╭─ Text section

Archive for June, 2005

Reasonable prices in niche markets

Friday, June 3rd, 2005

Boutique-style developer maintains hands-on control of every aspect

Ashley Ford
Sun

Architect Harvey Hatch (left) confers with independent developer George Kwong. TODD DUNCAN — THE PROVINCE

Vancouver‘s claim to having the most expensive housing in the land remains unassailable. An RBC Economics housing affordability index released yesterday simply confirmed what every house hunter in the province has known for years — affordability is getting worse.

But Vancouver developer George Kwong is proving there are niche markets where more reasonably-priced — but not cheap — housing can be developed. Kwong, who runs privately-owned Homeward Bound Development Inc., is successfully putting his reputation where his mouth is and offering homebuyers what he calls “west-side quality construction at east-side prices.”

╰─

*Exercises:*
**1.** Which people does the Vancouver housing article name?
**2.** Can you quote the stretch of the Vancouver housing article from "Vancouver‘s claim to" through "is getting worse."?

╭─ Record extracts

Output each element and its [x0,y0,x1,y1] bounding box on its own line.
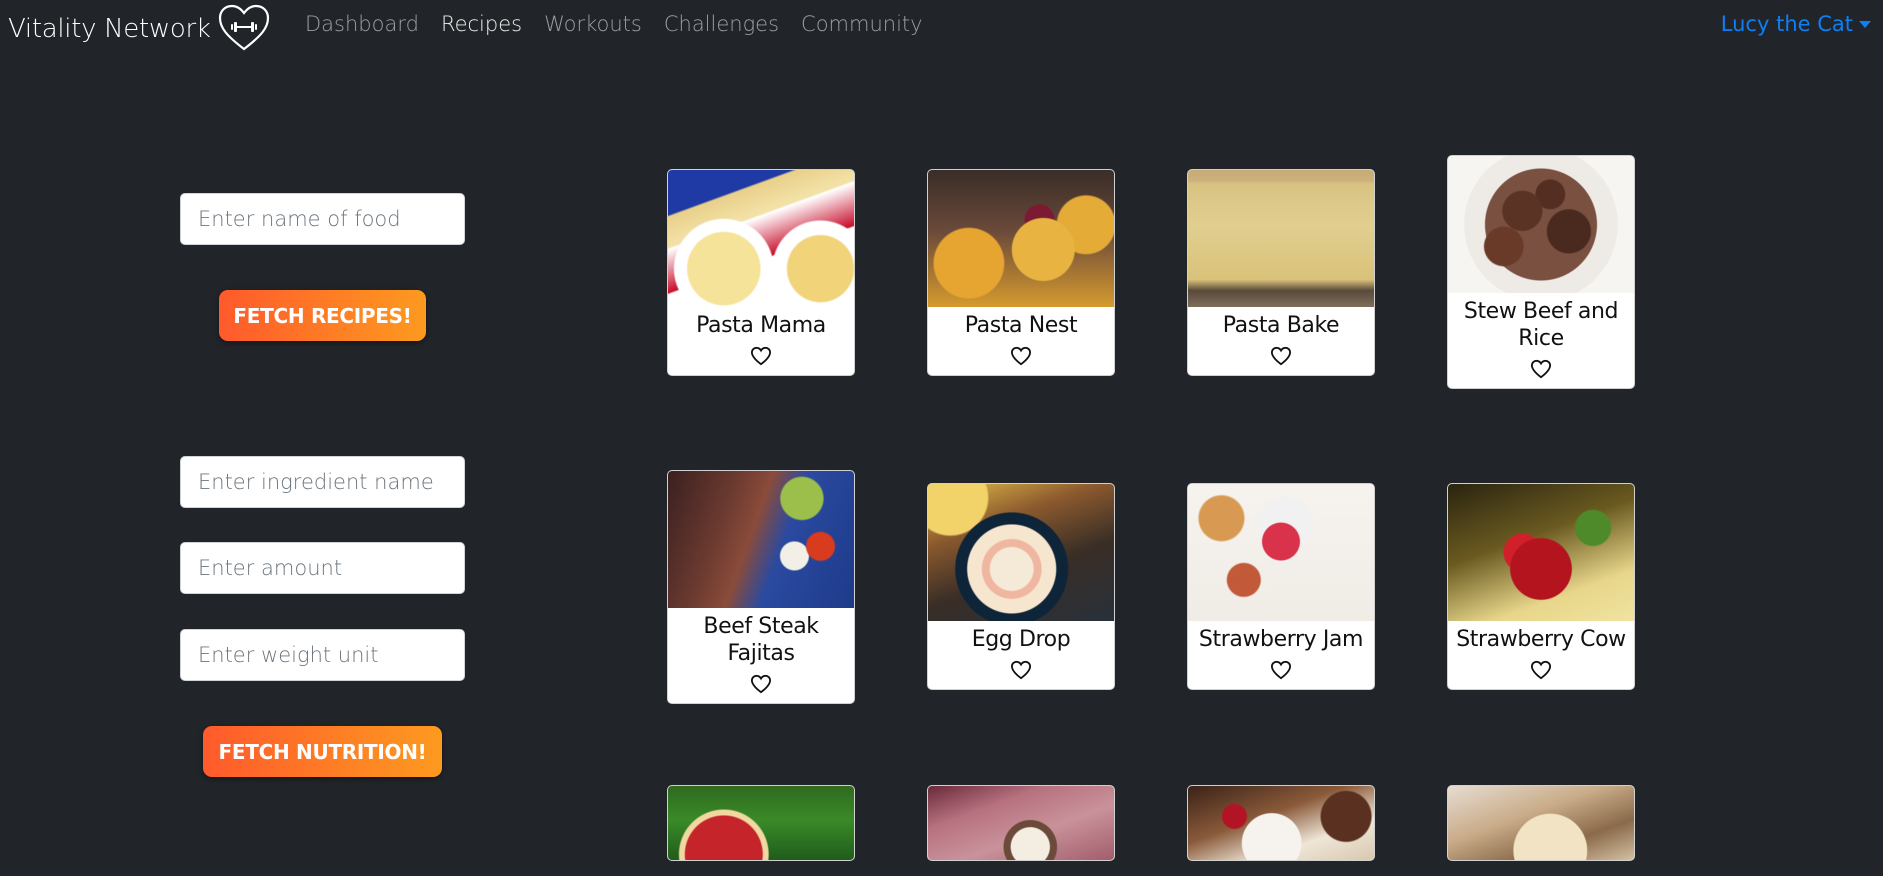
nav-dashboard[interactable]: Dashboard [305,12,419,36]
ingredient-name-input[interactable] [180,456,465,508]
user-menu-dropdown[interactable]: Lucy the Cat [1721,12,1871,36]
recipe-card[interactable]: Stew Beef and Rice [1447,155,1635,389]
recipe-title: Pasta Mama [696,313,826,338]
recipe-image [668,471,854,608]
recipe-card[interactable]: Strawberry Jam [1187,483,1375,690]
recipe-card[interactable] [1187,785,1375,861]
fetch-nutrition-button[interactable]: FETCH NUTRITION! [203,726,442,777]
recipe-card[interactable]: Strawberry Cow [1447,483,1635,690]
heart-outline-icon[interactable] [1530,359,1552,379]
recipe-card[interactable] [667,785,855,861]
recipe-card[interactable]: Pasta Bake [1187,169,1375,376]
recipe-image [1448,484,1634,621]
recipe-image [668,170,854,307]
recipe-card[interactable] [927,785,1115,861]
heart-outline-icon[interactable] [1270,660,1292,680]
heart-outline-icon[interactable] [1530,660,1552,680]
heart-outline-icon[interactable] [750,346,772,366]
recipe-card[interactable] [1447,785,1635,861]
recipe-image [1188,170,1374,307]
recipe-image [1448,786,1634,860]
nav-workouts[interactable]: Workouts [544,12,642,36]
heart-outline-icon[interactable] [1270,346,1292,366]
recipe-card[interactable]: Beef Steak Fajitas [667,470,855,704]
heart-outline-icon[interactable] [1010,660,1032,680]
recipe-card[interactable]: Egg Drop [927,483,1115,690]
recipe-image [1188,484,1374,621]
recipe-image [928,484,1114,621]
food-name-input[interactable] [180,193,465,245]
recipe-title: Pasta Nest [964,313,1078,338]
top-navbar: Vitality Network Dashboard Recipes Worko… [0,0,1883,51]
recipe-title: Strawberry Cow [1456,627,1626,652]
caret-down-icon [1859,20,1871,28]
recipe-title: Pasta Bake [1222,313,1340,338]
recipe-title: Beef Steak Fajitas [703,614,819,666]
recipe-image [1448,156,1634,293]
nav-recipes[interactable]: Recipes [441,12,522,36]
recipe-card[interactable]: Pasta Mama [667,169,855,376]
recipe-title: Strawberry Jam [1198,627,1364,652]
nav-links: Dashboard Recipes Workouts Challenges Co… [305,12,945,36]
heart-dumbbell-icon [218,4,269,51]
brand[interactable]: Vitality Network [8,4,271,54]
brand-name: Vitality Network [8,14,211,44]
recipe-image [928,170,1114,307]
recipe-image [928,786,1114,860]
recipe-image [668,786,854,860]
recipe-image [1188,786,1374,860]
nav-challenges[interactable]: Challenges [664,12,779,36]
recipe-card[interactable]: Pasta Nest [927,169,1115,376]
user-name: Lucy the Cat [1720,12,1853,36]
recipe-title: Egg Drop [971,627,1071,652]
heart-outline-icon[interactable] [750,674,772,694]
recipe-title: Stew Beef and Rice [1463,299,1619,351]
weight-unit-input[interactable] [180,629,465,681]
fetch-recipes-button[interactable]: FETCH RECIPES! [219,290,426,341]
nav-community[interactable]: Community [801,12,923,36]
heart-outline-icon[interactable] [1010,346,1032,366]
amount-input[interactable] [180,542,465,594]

╰─
╭─ Record extracts

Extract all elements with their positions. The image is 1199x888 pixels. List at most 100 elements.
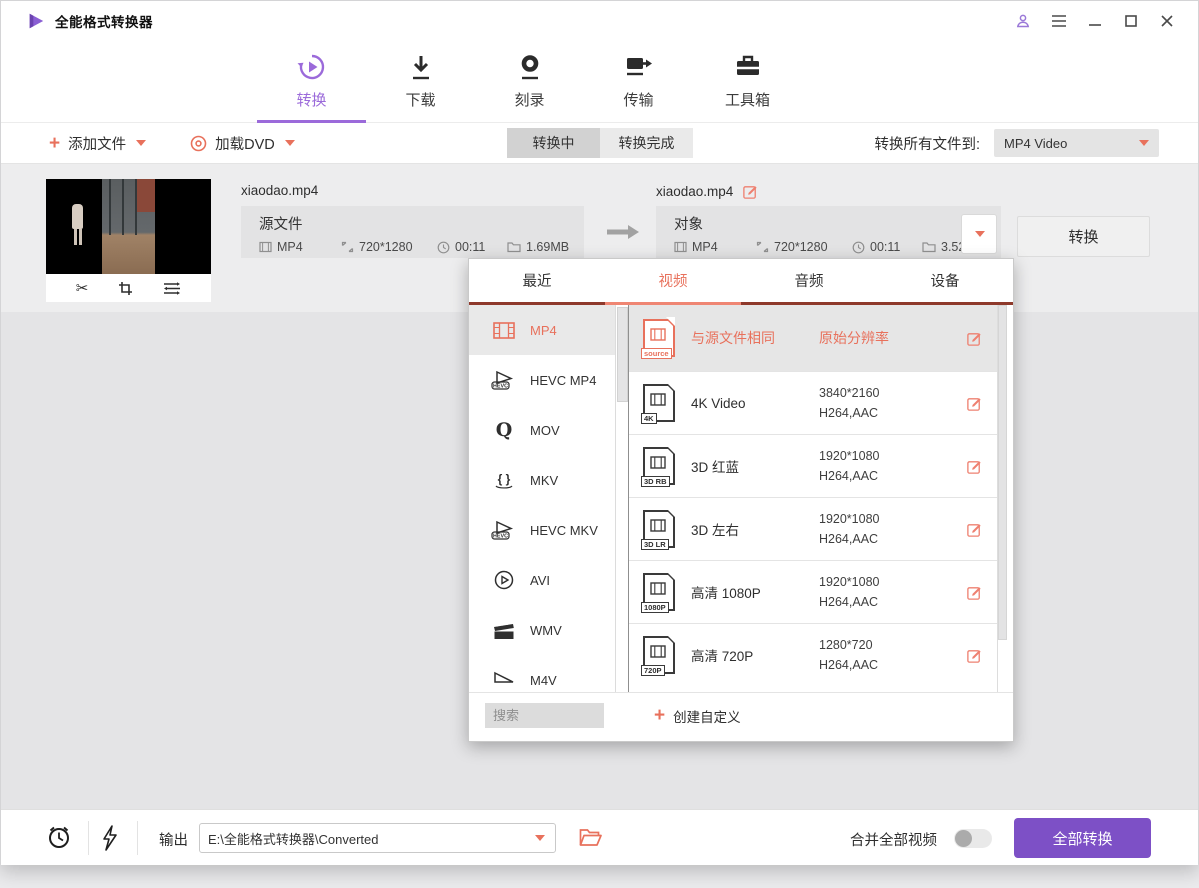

╰─

*Solved tasks:*
**1.** Ashley Ford, Harvey Hatch, George Kwong, Todd Duncan

**2.**
Vancouver‘s claim to having the most expensive housing in the land remains unassailable. An RBC Economics housing affordability index released yesterday simply confirmed what every house hunter in the province has known for years — affordability is getting worse.